• _Listed entries_:
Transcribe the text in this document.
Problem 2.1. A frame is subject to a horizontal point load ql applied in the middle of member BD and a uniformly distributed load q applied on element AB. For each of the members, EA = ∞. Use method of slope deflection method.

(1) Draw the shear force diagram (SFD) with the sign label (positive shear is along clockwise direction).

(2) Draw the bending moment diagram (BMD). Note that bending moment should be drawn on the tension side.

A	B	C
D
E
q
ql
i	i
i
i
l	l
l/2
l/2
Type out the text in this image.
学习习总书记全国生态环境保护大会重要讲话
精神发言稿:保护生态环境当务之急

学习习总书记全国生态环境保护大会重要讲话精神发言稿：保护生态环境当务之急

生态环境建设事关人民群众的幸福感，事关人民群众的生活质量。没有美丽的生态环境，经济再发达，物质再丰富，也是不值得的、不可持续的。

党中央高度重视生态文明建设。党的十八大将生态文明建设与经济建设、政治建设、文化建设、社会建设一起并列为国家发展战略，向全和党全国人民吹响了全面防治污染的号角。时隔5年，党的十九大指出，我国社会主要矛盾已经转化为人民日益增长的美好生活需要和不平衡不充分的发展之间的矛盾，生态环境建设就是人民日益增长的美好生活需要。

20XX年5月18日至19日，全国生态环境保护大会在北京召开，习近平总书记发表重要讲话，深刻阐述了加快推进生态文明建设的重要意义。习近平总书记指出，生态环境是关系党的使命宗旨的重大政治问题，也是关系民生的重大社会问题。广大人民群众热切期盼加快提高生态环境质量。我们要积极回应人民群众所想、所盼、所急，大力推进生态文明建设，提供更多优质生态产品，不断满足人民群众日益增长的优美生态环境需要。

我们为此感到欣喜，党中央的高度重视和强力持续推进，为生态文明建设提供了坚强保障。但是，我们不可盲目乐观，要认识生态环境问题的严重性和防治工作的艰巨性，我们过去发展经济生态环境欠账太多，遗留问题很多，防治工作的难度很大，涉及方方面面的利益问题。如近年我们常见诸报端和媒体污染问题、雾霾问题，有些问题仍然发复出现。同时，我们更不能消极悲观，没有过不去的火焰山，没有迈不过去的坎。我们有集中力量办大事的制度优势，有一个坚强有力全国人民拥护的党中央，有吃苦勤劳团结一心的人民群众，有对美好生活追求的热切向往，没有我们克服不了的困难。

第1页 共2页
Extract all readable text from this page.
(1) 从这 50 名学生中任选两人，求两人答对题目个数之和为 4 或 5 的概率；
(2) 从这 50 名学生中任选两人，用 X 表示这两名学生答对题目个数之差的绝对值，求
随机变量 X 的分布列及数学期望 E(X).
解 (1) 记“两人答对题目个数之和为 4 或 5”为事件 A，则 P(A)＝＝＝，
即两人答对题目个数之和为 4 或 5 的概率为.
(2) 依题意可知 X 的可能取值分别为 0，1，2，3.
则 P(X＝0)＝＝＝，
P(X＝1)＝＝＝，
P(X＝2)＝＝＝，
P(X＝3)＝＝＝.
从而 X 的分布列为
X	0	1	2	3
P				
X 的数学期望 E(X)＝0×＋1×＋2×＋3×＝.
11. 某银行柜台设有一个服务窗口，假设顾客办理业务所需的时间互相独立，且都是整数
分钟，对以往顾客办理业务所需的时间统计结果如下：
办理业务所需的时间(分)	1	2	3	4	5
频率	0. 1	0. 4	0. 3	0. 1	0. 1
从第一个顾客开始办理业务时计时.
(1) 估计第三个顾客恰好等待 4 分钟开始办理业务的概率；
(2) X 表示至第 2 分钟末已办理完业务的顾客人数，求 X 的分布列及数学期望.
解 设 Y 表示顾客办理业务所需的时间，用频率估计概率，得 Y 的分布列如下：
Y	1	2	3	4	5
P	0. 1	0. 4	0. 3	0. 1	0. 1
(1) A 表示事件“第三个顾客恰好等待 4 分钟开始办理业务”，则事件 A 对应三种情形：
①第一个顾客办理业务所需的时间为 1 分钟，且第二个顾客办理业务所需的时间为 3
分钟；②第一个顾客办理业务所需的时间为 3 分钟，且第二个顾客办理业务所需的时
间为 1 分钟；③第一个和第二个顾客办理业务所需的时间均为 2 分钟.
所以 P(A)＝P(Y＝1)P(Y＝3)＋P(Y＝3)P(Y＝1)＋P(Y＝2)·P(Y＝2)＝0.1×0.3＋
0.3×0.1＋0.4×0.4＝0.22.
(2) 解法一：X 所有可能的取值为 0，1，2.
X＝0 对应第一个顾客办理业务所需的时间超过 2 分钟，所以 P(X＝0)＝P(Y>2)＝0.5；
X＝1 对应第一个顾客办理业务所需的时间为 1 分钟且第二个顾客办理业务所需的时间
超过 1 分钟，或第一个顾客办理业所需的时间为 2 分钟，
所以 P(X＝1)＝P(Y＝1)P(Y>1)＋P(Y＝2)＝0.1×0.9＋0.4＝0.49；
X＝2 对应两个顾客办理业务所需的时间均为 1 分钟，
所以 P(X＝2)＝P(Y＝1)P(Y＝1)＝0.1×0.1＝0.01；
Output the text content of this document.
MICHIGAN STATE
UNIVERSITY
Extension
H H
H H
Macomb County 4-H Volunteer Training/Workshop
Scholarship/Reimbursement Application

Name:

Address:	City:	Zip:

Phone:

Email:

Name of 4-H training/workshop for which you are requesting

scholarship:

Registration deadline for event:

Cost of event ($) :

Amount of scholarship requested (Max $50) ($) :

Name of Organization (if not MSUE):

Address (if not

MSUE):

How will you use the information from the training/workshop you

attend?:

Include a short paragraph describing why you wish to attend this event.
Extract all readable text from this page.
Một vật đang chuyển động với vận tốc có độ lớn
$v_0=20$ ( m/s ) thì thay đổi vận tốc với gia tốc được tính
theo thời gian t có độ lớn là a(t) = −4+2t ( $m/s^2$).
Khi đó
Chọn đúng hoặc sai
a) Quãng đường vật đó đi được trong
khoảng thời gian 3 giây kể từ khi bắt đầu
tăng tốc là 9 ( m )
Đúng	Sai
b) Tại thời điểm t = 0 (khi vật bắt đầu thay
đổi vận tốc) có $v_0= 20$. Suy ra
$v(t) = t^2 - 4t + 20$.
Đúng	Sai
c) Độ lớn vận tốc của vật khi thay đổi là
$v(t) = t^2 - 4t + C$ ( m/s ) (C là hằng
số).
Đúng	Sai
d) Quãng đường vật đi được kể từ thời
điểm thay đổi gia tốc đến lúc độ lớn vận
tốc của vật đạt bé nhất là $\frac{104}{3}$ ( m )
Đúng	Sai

• _To do_:
In the listing above, find the lines holding the word "thời" and copy them.

• _Response to the exercise_:
theo thời gian t có độ lớn là a(t) = −4+2t ( $m/s^2$).
khoảng thời gian 3 giây kể từ khi bắt đầu
b) Tại thời điểm t = 0 (khi vật bắt đầu thay
d) Quãng đường vật đi được kể từ thời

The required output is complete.